Pick out every line of the entries below where "JSON" occurs, and copy those lines.

------------------------------------

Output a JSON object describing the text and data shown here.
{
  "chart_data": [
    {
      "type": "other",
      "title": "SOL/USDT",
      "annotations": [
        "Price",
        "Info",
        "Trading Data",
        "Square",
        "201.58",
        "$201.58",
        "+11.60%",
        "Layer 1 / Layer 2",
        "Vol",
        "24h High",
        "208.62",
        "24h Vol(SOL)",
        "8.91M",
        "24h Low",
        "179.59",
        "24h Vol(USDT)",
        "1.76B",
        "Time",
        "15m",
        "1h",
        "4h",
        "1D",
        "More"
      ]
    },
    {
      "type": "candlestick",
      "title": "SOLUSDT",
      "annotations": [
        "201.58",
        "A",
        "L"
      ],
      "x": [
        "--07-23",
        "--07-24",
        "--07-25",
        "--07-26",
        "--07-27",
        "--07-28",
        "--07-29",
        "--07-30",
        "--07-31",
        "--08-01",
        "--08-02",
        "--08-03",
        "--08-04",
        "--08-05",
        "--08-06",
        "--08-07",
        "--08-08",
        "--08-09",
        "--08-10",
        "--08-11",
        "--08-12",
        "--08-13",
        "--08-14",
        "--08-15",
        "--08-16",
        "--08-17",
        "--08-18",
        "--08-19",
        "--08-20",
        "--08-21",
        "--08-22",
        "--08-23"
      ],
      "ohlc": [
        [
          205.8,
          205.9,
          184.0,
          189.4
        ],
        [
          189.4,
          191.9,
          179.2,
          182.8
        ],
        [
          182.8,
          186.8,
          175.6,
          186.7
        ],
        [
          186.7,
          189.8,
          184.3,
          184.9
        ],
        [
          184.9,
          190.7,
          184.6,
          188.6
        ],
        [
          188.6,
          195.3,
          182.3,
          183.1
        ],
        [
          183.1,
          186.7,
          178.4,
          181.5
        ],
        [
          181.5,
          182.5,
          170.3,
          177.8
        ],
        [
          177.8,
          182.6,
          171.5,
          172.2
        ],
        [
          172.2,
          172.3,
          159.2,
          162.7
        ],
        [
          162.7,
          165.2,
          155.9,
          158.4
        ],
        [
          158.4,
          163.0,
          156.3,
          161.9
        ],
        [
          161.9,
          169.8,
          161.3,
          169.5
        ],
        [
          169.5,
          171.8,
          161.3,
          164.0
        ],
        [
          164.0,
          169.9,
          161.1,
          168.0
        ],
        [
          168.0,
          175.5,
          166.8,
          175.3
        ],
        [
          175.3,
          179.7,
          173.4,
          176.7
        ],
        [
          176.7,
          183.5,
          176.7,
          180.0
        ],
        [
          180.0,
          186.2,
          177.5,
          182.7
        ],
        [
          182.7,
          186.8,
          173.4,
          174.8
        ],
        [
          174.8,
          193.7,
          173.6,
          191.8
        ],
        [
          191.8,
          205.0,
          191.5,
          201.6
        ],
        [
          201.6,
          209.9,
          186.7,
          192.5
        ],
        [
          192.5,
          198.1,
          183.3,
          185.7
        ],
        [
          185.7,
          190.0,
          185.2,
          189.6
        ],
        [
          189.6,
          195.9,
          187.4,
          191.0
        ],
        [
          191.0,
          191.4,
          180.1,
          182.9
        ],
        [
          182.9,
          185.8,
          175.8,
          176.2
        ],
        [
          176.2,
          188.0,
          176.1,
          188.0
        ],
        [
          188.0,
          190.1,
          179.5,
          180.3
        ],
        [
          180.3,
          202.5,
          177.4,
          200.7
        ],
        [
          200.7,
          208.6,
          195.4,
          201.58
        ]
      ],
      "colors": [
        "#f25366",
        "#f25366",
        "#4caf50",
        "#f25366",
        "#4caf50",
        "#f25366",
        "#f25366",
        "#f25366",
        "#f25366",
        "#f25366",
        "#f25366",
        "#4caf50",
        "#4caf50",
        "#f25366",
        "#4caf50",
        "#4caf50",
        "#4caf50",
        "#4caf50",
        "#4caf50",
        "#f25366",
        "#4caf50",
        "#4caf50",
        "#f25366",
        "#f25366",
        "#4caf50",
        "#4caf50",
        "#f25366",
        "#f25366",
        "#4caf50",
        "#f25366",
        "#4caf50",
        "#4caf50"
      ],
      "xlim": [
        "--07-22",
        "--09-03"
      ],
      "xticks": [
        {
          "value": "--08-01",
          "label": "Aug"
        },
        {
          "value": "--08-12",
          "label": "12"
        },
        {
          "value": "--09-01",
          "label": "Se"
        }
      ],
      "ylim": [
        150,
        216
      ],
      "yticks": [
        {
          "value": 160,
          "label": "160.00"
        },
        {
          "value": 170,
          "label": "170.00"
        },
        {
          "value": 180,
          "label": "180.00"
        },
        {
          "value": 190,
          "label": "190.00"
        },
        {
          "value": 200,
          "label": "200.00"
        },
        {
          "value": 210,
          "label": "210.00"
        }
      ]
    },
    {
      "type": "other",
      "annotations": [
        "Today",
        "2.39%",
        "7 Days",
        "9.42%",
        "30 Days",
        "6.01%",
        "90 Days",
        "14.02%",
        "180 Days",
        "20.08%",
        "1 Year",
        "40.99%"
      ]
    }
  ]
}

------------------------------------

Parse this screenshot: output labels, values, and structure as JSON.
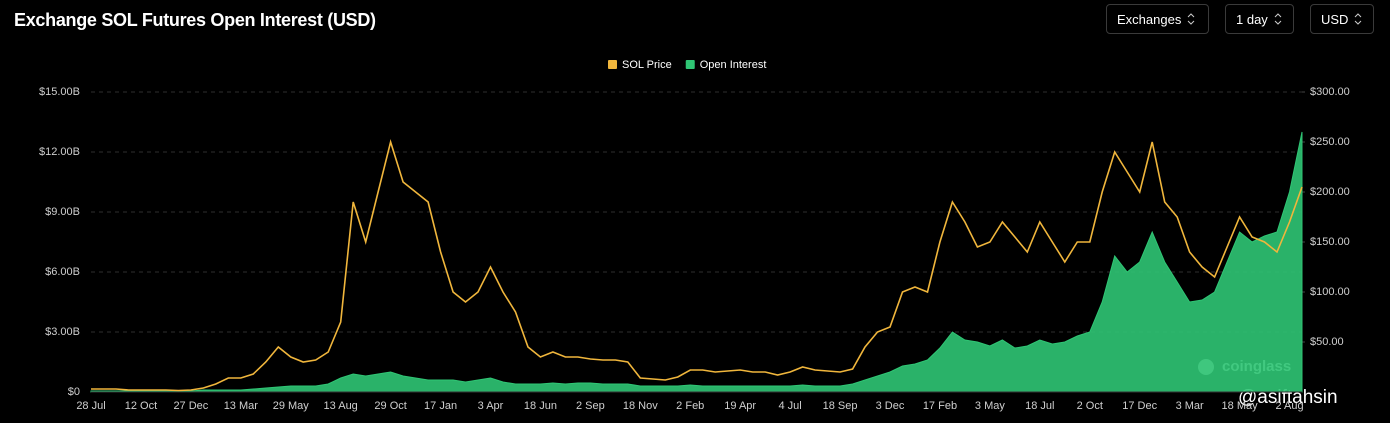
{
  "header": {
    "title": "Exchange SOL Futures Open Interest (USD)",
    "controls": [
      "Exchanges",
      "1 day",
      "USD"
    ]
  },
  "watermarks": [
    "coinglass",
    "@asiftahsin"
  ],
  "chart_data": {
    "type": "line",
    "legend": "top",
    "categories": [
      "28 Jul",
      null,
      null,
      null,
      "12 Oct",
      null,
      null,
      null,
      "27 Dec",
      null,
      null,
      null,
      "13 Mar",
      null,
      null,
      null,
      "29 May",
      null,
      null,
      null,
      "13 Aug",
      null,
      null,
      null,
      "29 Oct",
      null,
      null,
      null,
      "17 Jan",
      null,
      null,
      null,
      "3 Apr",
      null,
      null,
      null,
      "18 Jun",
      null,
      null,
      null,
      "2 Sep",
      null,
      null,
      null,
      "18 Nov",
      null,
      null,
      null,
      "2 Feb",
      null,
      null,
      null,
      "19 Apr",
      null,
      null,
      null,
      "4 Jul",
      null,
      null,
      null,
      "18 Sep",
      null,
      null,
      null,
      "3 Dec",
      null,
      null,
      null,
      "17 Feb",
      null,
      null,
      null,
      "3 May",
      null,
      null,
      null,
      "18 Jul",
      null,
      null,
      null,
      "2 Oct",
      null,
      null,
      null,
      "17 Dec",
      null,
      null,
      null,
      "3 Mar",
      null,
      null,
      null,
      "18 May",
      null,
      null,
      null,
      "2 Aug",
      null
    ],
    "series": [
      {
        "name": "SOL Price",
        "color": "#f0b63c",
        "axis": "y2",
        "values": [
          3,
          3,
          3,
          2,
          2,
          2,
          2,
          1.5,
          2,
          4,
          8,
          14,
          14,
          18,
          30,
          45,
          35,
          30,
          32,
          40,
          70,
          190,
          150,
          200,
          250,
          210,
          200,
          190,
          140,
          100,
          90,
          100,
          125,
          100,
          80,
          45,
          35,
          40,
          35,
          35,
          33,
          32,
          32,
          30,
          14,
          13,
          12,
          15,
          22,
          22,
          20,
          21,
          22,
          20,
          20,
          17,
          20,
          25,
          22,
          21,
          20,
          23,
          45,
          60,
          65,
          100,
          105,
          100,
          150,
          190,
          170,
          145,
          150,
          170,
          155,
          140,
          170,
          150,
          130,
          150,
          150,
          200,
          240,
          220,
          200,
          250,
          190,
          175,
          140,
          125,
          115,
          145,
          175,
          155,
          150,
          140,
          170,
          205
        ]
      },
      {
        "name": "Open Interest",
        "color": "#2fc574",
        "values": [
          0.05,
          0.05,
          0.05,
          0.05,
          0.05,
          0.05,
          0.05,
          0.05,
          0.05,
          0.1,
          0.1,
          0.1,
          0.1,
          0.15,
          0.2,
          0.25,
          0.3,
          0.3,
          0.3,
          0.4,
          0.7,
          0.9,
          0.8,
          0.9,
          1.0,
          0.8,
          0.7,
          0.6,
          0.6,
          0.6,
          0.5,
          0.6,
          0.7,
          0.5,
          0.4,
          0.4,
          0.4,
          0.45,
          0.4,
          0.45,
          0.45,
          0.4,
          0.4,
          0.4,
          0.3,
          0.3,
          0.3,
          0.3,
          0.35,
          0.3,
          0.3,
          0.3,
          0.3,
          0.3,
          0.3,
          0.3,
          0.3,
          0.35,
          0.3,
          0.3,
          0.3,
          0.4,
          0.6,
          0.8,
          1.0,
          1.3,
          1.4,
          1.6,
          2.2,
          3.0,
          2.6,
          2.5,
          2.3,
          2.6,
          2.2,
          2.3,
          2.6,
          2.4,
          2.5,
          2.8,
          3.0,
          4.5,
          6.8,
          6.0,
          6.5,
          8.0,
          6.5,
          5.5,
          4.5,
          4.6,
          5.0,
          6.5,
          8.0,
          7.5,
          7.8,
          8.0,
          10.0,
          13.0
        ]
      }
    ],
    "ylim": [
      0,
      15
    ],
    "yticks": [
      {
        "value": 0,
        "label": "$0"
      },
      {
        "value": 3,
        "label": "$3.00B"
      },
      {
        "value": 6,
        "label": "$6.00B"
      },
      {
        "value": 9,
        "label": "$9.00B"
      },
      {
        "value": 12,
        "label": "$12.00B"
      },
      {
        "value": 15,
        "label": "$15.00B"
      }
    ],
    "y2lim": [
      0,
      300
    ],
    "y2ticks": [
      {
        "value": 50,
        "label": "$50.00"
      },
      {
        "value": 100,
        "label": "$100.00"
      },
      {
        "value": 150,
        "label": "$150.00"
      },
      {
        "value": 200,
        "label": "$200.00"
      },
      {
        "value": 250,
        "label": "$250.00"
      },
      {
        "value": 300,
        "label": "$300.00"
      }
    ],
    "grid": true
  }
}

------------------------------------

**Task response:**
Output a JSON object describing the text and data shown here.
Parse this screenshot: output labels, values, and structure as JSON.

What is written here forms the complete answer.